» Provided entries:
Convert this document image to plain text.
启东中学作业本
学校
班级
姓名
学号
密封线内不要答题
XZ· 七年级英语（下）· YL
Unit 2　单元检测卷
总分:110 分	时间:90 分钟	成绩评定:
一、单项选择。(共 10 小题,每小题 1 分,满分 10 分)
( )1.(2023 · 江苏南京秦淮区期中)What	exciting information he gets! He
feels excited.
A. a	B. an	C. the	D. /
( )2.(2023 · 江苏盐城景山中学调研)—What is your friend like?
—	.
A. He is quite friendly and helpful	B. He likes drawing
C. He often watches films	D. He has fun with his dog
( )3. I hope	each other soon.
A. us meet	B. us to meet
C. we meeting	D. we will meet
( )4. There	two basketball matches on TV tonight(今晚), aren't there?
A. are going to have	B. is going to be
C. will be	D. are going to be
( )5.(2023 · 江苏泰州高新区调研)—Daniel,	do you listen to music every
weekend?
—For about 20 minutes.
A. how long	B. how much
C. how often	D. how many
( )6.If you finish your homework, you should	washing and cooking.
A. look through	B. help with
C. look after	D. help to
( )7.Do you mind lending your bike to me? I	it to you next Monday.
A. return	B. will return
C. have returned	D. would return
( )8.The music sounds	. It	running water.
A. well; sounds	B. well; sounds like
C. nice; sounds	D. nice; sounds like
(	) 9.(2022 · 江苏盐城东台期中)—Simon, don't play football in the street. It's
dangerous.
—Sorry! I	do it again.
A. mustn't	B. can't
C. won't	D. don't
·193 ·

» Exercise brief: Go through the listing and copy all of it exactly.

» Answer below:
Convert this document image to plain text.
启东中学作业本
学校
班级
姓名
学号
密封线内不要答题
XZ· 七年级英语（下）· YL
Unit 2　单元检测卷
总分:110 分	时间:90 分钟	成绩评定:
一、单项选择。(共 10 小题,每小题 1 分,满分 10 分)
( )1.(2023 · 江苏南京秦淮区期中)What	exciting information he gets! He
feels excited.
A. a	B. an	C. the	D. /
( )2.(2023 · 江苏盐城景山中学调研)—What is your friend like?
—	.
A. He is quite friendly and helpful	B. He likes drawing
C. He often watches films	D. He has fun with his dog
( )3. I hope	each other soon.
A. us meet	B. us to meet
C. we meeting	D. we will meet
( )4. There	two basketball matches on TV tonight(今晚), aren't there?
A. are going to have	B. is going to be
C. will be	D. are going to be
( )5.(2023 · 江苏泰州高新区调研)—Daniel,	do you listen to music every
weekend?
—For about 20 minutes.
A. how long	B. how much
C. how often	D. how many
( )6.If you finish your homework, you should	washing and cooking.
A. look through	B. help with
C. look after	D. help to
( )7.Do you mind lending your bike to me? I	it to you next Monday.
A. return	B. will return
C. have returned	D. would return
( )8.The music sounds	. It	running water.
A. well; sounds	B. well; sounds like
C. nice; sounds	D. nice; sounds like
(	) 9.(2022 · 江苏盐城东台期中)—Simon, don't play football in the street. It's
dangerous.
—Sorry! I	do it again.
A. mustn't	B. can't
C. won't	D. don't
·193 ·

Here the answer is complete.